REQUIREMENTS ::
Go through the listing and write out all of it exactly.

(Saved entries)
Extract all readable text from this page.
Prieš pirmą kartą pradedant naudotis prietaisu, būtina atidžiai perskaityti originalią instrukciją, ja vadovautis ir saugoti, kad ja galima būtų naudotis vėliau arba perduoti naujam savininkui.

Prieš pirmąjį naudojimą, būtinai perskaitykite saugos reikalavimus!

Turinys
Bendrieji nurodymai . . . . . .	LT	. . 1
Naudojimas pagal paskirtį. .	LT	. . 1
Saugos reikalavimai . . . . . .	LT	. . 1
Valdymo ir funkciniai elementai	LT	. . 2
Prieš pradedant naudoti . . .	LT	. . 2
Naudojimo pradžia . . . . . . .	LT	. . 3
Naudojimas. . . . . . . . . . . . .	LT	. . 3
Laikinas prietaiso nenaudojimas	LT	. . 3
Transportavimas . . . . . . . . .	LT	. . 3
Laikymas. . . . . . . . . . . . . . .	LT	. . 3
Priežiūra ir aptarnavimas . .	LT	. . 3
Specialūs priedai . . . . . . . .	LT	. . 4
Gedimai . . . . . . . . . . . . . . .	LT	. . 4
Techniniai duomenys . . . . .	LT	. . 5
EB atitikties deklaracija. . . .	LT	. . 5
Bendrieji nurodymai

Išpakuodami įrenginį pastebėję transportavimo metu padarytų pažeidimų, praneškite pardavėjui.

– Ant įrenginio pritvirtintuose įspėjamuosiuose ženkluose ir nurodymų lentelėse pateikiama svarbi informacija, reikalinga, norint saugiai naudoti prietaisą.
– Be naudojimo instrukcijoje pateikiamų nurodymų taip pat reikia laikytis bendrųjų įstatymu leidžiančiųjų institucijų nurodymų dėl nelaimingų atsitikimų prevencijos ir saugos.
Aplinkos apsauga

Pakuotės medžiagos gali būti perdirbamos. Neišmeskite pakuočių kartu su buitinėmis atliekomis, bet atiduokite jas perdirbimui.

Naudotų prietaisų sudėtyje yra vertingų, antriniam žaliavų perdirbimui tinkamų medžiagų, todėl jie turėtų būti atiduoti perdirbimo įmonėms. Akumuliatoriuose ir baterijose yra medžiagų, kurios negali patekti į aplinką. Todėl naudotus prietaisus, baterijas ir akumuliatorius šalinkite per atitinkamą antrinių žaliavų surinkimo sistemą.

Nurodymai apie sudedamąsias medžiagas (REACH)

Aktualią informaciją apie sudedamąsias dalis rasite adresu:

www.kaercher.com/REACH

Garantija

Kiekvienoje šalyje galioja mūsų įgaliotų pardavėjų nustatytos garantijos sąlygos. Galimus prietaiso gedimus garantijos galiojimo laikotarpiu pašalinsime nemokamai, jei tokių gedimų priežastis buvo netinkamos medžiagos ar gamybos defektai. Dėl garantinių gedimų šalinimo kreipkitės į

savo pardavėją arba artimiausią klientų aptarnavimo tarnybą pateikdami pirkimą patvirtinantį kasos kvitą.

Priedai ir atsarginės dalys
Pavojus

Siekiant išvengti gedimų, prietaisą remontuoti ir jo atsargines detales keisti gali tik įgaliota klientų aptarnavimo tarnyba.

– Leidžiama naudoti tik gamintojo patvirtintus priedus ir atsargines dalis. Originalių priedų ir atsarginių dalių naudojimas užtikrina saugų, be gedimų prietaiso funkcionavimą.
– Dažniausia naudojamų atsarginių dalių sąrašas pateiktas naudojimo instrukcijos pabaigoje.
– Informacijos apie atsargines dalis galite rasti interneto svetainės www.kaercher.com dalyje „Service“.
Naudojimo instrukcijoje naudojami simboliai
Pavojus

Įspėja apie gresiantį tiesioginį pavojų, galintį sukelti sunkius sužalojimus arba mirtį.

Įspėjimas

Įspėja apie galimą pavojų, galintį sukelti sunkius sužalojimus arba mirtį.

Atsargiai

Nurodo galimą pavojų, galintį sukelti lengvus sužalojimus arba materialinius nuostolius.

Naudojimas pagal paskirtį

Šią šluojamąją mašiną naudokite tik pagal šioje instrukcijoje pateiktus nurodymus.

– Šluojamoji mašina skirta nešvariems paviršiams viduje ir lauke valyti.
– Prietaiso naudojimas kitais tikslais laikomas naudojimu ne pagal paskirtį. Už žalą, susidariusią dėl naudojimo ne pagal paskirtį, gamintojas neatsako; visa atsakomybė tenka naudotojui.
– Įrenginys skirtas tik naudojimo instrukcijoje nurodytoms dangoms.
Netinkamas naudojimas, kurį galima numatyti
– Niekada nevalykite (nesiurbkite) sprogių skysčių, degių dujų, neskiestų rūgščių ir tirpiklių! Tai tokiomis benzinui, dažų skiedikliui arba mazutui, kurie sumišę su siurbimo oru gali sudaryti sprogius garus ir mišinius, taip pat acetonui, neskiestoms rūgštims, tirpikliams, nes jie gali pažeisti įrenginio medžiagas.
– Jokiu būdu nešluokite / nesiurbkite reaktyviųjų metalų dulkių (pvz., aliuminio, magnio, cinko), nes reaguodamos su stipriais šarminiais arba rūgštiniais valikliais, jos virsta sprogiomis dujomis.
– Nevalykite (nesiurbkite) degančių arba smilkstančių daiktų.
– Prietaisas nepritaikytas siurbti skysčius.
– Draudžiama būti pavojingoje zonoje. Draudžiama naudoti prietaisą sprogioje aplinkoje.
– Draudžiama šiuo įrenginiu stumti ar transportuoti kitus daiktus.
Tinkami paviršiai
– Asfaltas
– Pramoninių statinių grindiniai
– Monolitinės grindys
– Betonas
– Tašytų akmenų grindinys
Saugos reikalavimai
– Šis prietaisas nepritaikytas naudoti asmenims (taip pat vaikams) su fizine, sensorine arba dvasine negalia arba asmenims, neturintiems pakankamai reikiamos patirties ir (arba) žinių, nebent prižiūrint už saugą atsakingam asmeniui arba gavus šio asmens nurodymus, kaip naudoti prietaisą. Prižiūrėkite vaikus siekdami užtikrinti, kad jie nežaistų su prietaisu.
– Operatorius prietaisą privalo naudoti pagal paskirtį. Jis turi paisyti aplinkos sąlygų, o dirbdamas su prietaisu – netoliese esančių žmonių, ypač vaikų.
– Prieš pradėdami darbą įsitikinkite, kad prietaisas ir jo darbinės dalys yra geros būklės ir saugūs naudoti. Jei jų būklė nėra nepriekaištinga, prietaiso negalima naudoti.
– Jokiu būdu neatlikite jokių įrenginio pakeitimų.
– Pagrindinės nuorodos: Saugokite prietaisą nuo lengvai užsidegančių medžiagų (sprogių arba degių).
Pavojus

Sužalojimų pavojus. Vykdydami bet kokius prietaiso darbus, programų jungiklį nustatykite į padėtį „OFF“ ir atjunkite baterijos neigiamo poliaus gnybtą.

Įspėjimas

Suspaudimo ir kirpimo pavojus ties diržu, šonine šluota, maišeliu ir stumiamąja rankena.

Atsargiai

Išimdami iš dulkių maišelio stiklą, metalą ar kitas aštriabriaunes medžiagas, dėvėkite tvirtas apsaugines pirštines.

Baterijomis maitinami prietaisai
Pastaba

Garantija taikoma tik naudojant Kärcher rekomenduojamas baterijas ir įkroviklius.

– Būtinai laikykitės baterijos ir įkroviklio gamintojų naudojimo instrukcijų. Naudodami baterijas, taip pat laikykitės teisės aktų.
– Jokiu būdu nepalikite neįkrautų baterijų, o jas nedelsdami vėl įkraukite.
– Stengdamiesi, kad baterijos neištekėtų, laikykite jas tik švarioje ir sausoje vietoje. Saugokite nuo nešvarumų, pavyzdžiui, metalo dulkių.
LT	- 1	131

THE REPLY ::
Extract all readable text from this page.
Prieš pirmą kartą pradedant naudotis prietaisu, būtina atidžiai perskaityti originalią instrukciją, ja vadovautis ir saugoti, kad ja galima būtų naudotis vėliau arba perduoti naujam savininkui.

Prieš pirmąjį naudojimą, būtinai perskaitykite saugos reikalavimus!

Turinys
Bendrieji nurodymai . . . . . .	LT	. . 1
Naudojimas pagal paskirtį. .	LT	. . 1
Saugos reikalavimai . . . . . .	LT	. . 1
Valdymo ir funkciniai elementai	LT	. . 2
Prieš pradedant naudoti . . .	LT	. . 2
Naudojimo pradžia . . . . . . .	LT	. . 3
Naudojimas. . . . . . . . . . . . .	LT	. . 3
Laikinas prietaiso nenaudojimas	LT	. . 3
Transportavimas . . . . . . . . .	LT	. . 3
Laikymas. . . . . . . . . . . . . . .	LT	. . 3
Priežiūra ir aptarnavimas . .	LT	. . 3
Specialūs priedai . . . . . . . .	LT	. . 4
Gedimai . . . . . . . . . . . . . . .	LT	. . 4
Techniniai duomenys . . . . .	LT	. . 5
EB atitikties deklaracija. . . .	LT	. . 5
Bendrieji nurodymai

Išpakuodami įrenginį pastebėję transportavimo metu padarytų pažeidimų, praneškite pardavėjui.

– Ant įrenginio pritvirtintuose įspėjamuosiuose ženkluose ir nurodymų lentelėse pateikiama svarbi informacija, reikalinga, norint saugiai naudoti prietaisą.
– Be naudojimo instrukcijoje pateikiamų nurodymų taip pat reikia laikytis bendrųjų įstatymu leidžiančiųjų institucijų nurodymų dėl nelaimingų atsitikimų prevencijos ir saugos.
Aplinkos apsauga

Pakuotės medžiagos gali būti perdirbamos. Neišmeskite pakuočių kartu su buitinėmis atliekomis, bet atiduokite jas perdirbimui.

Naudotų prietaisų sudėtyje yra vertingų, antriniam žaliavų perdirbimui tinkamų medžiagų, todėl jie turėtų būti atiduoti perdirbimo įmonėms. Akumuliatoriuose ir baterijose yra medžiagų, kurios negali patekti į aplinką. Todėl naudotus prietaisus, baterijas ir akumuliatorius šalinkite per atitinkamą antrinių žaliavų surinkimo sistemą.

Nurodymai apie sudedamąsias medžiagas (REACH)

Aktualią informaciją apie sudedamąsias dalis rasite adresu:

www.kaercher.com/REACH

Garantija

Kiekvienoje šalyje galioja mūsų įgaliotų pardavėjų nustatytos garantijos sąlygos. Galimus prietaiso gedimus garantijos galiojimo laikotarpiu pašalinsime nemokamai, jei tokių gedimų priežastis buvo netinkamos medžiagos ar gamybos defektai. Dėl garantinių gedimų šalinimo kreipkitės į

savo pardavėją arba artimiausią klientų aptarnavimo tarnybą pateikdami pirkimą patvirtinantį kasos kvitą.

Priedai ir atsarginės dalys
Pavojus

Siekiant išvengti gedimų, prietaisą remontuoti ir jo atsargines detales keisti gali tik įgaliota klientų aptarnavimo tarnyba.

– Leidžiama naudoti tik gamintojo patvirtintus priedus ir atsargines dalis. Originalių priedų ir atsarginių dalių naudojimas užtikrina saugų, be gedimų prietaiso funkcionavimą.
– Dažniausia naudojamų atsarginių dalių sąrašas pateiktas naudojimo instrukcijos pabaigoje.
– Informacijos apie atsargines dalis galite rasti interneto svetainės www.kaercher.com dalyje „Service“.
Naudojimo instrukcijoje naudojami simboliai
Pavojus

Įspėja apie gresiantį tiesioginį pavojų, galintį sukelti sunkius sužalojimus arba mirtį.

Įspėjimas

Įspėja apie galimą pavojų, galintį sukelti sunkius sužalojimus arba mirtį.

Atsargiai

Nurodo galimą pavojų, galintį sukelti lengvus sužalojimus arba materialinius nuostolius.

Naudojimas pagal paskirtį

Šią šluojamąją mašiną naudokite tik pagal šioje instrukcijoje pateiktus nurodymus.

– Šluojamoji mašina skirta nešvariems paviršiams viduje ir lauke valyti.
– Prietaiso naudojimas kitais tikslais laikomas naudojimu ne pagal paskirtį. Už žalą, susidariusią dėl naudojimo ne pagal paskirtį, gamintojas neatsako; visa atsakomybė tenka naudotojui.
– Įrenginys skirtas tik naudojimo instrukcijoje nurodytoms dangoms.
Netinkamas naudojimas, kurį galima numatyti
– Niekada nevalykite (nesiurbkite) sprogių skysčių, degių dujų, neskiestų rūgščių ir tirpiklių! Tai tokiomis benzinui, dažų skiedikliui arba mazutui, kurie sumišę su siurbimo oru gali sudaryti sprogius garus ir mišinius, taip pat acetonui, neskiestoms rūgštims, tirpikliams, nes jie gali pažeisti įrenginio medžiagas.
– Jokiu būdu nešluokite / nesiurbkite reaktyviųjų metalų dulkių (pvz., aliuminio, magnio, cinko), nes reaguodamos su stipriais šarminiais arba rūgštiniais valikliais, jos virsta sprogiomis dujomis.
– Nevalykite (nesiurbkite) degančių arba smilkstančių daiktų.
– Prietaisas nepritaikytas siurbti skysčius.
– Draudžiama būti pavojingoje zonoje. Draudžiama naudoti prietaisą sprogioje aplinkoje.
– Draudžiama šiuo įrenginiu stumti ar transportuoti kitus daiktus.
Tinkami paviršiai
– Asfaltas
– Pramoninių statinių grindiniai
– Monolitinės grindys
– Betonas
– Tašytų akmenų grindinys
Saugos reikalavimai
– Šis prietaisas nepritaikytas naudoti asmenims (taip pat vaikams) su fizine, sensorine arba dvasine negalia arba asmenims, neturintiems pakankamai reikiamos patirties ir (arba) žinių, nebent prižiūrint už saugą atsakingam asmeniui arba gavus šio asmens nurodymus, kaip naudoti prietaisą. Prižiūrėkite vaikus siekdami užtikrinti, kad jie nežaistų su prietaisu.
– Operatorius prietaisą privalo naudoti pagal paskirtį. Jis turi paisyti aplinkos sąlygų, o dirbdamas su prietaisu – netoliese esančių žmonių, ypač vaikų.
– Prieš pradėdami darbą įsitikinkite, kad prietaisas ir jo darbinės dalys yra geros būklės ir saugūs naudoti. Jei jų būklė nėra nepriekaištinga, prietaiso negalima naudoti.
– Jokiu būdu neatlikite jokių įrenginio pakeitimų.
– Pagrindinės nuorodos: Saugokite prietaisą nuo lengvai užsidegančių medžiagų (sprogių arba degių).
Pavojus

Sužalojimų pavojus. Vykdydami bet kokius prietaiso darbus, programų jungiklį nustatykite į padėtį „OFF“ ir atjunkite baterijos neigiamo poliaus gnybtą.

Įspėjimas

Suspaudimo ir kirpimo pavojus ties diržu, šonine šluota, maišeliu ir stumiamąja rankena.

Atsargiai

Išimdami iš dulkių maišelio stiklą, metalą ar kitas aštriabriaunes medžiagas, dėvėkite tvirtas apsaugines pirštines.

Baterijomis maitinami prietaisai
Pastaba

Garantija taikoma tik naudojant Kärcher rekomenduojamas baterijas ir įkroviklius.

– Būtinai laikykitės baterijos ir įkroviklio gamintojų naudojimo instrukcijų. Naudodami baterijas, taip pat laikykitės teisės aktų.
– Jokiu būdu nepalikite neįkrautų baterijų, o jas nedelsdami vėl įkraukite.
– Stengdamiesi, kad baterijos neištekėtų, laikykite jas tik švarioje ir sausoje vietoje. Saugokite nuo nešvarumų, pavyzdžiui, metalo dulkių.
LT	- 1	131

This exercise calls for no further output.